Take each line containing the word "وسجدة" and copy it.

___ Record set ___

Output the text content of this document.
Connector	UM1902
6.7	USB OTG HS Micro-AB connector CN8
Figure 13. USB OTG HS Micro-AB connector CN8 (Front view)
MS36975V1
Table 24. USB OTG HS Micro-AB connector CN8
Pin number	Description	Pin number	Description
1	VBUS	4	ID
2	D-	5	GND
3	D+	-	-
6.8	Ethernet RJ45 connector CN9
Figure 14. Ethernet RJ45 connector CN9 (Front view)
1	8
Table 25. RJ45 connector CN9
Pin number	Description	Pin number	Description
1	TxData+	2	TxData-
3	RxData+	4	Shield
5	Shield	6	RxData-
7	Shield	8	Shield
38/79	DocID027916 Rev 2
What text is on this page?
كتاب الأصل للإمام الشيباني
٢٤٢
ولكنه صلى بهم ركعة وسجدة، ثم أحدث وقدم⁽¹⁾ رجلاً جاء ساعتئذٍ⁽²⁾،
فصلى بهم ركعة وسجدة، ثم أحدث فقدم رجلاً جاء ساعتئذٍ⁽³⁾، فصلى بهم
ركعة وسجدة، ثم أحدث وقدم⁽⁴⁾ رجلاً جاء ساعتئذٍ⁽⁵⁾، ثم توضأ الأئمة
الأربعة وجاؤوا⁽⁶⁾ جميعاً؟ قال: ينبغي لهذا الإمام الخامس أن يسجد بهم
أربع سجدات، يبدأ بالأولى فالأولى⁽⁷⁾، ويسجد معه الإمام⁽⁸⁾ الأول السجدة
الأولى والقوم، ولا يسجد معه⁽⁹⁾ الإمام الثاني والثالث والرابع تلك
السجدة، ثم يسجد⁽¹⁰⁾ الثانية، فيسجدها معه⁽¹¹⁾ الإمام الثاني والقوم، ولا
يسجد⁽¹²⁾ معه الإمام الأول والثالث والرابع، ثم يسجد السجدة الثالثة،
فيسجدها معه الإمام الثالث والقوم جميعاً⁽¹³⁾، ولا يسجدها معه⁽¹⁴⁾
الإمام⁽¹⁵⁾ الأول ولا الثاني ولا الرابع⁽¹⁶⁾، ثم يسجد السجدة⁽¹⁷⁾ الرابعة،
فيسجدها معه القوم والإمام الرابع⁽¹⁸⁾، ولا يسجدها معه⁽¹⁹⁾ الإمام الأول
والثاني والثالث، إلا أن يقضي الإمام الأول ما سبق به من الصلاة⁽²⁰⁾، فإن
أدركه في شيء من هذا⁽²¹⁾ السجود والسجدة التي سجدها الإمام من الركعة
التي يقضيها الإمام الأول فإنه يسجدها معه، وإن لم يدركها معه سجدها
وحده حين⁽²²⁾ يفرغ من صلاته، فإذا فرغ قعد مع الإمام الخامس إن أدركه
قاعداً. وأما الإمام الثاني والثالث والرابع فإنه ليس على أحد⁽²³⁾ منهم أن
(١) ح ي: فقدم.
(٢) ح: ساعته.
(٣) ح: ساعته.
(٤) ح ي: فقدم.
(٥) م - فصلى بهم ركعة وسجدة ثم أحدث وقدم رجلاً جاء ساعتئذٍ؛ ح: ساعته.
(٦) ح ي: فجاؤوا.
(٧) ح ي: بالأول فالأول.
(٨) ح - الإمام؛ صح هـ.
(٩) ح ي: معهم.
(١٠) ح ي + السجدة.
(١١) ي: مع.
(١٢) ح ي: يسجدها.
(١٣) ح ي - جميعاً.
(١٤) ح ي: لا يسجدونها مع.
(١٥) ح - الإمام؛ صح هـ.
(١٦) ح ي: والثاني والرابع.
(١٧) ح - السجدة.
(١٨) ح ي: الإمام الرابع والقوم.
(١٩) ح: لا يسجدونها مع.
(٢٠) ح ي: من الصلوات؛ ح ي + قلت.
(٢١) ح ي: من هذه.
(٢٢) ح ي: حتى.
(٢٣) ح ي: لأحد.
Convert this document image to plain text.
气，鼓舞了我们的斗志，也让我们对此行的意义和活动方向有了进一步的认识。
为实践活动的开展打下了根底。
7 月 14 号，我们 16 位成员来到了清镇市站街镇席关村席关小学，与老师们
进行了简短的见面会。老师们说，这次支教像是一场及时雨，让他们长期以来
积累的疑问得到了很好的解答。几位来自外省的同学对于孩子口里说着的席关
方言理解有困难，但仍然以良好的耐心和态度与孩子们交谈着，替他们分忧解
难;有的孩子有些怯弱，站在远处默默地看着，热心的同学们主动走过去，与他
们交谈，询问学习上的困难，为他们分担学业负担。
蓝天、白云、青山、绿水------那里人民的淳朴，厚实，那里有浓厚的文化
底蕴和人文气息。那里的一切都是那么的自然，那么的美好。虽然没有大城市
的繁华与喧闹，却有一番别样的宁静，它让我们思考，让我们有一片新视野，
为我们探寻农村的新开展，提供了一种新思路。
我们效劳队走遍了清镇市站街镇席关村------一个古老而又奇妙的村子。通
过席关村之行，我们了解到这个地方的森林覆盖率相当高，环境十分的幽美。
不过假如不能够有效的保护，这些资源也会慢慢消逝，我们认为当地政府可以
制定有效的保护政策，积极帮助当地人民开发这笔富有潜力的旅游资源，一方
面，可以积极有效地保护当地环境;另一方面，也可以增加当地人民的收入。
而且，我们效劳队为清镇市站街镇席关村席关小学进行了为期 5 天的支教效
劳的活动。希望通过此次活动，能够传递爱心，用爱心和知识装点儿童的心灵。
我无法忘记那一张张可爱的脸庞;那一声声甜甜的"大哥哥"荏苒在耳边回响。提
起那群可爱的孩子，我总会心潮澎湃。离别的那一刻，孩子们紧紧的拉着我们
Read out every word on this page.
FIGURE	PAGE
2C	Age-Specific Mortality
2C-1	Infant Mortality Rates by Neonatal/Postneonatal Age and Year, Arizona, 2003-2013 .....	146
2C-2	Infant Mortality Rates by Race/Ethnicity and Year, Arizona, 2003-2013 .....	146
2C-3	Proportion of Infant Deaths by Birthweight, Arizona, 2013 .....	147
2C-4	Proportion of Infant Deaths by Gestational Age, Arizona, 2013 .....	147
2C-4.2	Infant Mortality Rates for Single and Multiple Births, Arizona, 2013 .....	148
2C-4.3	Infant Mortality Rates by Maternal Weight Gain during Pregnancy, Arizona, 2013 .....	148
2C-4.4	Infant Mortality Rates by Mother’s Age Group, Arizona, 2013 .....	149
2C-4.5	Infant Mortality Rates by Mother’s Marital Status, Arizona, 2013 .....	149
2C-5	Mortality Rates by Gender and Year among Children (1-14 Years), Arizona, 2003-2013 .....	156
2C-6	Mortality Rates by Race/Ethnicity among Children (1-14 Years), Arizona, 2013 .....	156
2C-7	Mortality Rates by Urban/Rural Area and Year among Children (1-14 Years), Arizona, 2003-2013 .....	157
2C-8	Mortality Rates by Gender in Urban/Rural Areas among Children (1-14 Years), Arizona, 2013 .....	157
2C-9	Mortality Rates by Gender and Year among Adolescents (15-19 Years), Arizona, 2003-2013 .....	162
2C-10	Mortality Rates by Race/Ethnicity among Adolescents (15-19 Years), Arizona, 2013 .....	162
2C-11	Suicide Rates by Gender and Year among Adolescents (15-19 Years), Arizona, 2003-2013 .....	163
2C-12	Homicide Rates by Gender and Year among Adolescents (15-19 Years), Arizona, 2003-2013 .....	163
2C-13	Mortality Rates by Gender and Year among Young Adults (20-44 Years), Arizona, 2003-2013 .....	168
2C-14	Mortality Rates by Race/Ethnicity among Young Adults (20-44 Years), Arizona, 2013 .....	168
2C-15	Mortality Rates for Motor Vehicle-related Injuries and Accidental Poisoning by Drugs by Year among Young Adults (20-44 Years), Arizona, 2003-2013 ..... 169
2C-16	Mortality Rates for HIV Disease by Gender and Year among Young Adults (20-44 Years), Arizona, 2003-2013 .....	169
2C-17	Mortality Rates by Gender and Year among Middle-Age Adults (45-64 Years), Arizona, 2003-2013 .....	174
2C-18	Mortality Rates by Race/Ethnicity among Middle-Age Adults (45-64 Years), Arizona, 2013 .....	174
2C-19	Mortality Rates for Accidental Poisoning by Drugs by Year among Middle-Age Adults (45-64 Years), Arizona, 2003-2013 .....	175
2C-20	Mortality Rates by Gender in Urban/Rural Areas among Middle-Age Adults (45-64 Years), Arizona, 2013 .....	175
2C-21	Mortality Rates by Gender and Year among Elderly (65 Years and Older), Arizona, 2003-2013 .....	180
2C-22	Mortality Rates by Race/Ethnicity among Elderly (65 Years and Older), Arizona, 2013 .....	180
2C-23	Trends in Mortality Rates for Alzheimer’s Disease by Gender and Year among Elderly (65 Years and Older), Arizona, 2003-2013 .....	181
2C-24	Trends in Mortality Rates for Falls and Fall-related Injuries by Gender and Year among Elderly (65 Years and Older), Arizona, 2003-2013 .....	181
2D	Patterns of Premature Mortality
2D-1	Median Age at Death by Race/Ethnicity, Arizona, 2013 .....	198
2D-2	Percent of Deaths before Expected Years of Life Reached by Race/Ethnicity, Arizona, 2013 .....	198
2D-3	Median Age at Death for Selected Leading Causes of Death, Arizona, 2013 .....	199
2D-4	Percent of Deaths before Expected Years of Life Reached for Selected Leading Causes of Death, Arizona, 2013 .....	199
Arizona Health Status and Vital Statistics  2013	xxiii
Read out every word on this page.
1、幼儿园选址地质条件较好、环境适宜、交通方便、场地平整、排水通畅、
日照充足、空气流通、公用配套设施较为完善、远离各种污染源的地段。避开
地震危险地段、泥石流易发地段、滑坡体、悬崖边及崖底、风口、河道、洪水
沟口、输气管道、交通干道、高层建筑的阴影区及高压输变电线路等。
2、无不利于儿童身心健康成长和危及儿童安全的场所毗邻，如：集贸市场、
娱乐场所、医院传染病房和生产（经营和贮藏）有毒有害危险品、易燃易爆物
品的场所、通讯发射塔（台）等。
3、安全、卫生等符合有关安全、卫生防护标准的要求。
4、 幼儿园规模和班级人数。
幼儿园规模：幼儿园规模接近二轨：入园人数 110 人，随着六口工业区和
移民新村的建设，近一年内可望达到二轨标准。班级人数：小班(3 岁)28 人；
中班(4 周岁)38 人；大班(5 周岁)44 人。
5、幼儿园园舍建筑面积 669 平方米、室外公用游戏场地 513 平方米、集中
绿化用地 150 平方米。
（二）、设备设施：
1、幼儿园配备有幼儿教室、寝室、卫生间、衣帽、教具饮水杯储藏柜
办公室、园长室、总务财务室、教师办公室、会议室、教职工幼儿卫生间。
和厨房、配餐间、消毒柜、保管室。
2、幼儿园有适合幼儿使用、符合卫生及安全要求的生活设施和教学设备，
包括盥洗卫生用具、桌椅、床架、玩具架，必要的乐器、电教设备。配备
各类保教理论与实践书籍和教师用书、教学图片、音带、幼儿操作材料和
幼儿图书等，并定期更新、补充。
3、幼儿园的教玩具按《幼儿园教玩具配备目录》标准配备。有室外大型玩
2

___

Output below:
ولكنه صلى بهم ركعة وسجدة، ثم أحدث وقدم⁽¹⁾ رجلاً جاء ساعتئذٍ⁽²⁾،
فصلى بهم ركعة وسجدة، ثم أحدث فقدم رجلاً جاء ساعتئذٍ⁽³⁾، فصلى بهم
ركعة وسجدة، ثم أحدث وقدم⁽⁴⁾ رجلاً جاء ساعتئذٍ⁽⁵⁾، ثم توضأ الأئمة
(٥) م - فصلى بهم ركعة وسجدة ثم أحدث وقدم رجلاً جاء ساعتئذٍ؛ ح: ساعته.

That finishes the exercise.